== Stored items from a collection ==
..............................

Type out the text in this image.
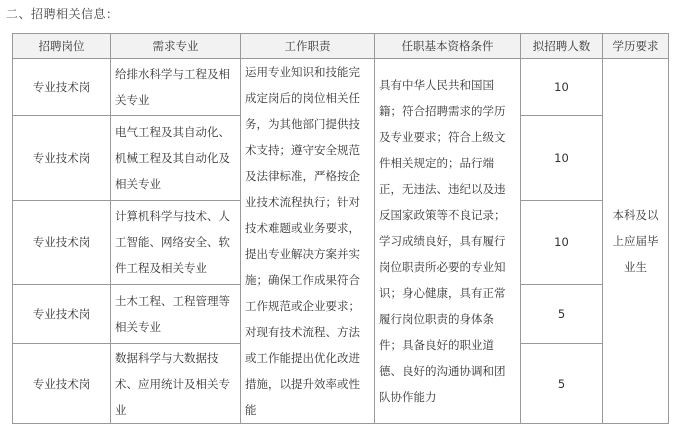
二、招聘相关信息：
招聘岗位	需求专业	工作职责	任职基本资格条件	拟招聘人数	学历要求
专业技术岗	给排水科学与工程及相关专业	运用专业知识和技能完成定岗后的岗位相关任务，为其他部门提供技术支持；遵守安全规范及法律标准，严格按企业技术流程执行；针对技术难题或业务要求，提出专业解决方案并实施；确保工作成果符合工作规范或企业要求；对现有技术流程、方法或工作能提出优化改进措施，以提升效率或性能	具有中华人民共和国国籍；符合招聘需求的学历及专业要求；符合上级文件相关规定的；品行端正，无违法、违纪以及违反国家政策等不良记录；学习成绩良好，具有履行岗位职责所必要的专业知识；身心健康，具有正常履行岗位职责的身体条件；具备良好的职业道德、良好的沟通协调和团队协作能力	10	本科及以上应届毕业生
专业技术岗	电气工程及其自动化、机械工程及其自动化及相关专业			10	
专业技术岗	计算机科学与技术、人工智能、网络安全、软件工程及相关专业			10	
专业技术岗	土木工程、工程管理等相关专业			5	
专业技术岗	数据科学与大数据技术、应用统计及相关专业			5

..............................

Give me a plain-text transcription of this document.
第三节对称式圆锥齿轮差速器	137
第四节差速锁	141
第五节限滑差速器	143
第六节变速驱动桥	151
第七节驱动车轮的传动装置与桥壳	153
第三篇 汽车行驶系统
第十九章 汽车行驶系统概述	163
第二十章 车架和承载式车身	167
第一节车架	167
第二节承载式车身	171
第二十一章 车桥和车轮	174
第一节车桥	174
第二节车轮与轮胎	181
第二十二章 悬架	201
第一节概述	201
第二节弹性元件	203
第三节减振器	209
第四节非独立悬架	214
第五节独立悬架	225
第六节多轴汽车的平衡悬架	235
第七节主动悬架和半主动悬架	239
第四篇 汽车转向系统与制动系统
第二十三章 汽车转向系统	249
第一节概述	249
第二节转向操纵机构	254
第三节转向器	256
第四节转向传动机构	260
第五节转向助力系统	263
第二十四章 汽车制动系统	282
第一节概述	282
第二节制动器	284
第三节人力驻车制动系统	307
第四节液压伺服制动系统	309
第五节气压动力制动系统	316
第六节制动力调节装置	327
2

..............................

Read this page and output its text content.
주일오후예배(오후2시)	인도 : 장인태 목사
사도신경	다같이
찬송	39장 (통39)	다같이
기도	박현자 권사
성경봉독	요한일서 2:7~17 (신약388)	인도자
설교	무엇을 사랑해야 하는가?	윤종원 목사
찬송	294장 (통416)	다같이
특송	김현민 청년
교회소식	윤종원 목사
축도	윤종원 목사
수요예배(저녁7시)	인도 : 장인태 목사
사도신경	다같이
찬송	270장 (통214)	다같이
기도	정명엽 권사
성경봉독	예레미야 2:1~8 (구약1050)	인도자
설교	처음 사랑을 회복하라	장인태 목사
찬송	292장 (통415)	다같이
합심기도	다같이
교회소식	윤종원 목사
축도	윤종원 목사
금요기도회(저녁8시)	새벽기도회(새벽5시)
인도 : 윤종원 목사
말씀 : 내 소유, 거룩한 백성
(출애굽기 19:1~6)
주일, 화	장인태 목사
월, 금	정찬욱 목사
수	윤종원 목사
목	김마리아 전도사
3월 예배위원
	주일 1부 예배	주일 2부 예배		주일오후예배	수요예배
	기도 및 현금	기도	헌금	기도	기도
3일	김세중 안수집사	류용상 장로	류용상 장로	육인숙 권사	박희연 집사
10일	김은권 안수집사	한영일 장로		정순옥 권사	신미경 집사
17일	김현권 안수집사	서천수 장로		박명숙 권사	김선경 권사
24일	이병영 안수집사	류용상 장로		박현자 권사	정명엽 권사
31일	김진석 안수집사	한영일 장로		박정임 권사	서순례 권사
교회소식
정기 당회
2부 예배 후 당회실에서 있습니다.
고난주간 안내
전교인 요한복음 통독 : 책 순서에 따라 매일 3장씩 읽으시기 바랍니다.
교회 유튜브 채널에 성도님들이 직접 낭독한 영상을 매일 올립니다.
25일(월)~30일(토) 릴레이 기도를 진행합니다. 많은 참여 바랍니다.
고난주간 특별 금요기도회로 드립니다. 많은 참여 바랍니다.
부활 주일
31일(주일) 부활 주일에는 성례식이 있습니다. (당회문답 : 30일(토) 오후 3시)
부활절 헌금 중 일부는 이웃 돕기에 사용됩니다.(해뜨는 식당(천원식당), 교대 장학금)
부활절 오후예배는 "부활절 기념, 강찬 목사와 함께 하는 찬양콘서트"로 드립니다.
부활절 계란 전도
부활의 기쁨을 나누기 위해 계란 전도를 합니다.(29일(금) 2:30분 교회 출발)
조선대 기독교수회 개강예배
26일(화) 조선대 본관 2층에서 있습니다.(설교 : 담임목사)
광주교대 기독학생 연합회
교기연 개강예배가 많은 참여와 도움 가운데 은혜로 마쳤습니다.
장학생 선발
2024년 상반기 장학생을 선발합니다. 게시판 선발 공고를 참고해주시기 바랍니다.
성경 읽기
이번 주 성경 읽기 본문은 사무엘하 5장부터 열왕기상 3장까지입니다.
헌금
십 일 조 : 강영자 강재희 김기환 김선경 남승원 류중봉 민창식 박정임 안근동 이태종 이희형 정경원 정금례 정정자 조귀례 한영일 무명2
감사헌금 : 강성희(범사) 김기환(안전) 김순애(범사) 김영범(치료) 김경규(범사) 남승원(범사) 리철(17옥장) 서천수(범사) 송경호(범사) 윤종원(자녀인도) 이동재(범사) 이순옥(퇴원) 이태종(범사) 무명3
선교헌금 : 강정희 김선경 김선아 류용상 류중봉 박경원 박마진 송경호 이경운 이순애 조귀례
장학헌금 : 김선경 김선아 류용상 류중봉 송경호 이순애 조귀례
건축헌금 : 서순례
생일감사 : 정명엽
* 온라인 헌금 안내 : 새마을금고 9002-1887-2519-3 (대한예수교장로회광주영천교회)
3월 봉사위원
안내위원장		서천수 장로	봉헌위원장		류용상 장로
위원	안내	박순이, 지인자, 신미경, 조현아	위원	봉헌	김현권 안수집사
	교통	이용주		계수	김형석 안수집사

..............................

== Short problem ==
Go through the material above and count the lines that contain "바랍니다"; answer with the number alone.

== Full answer ==
4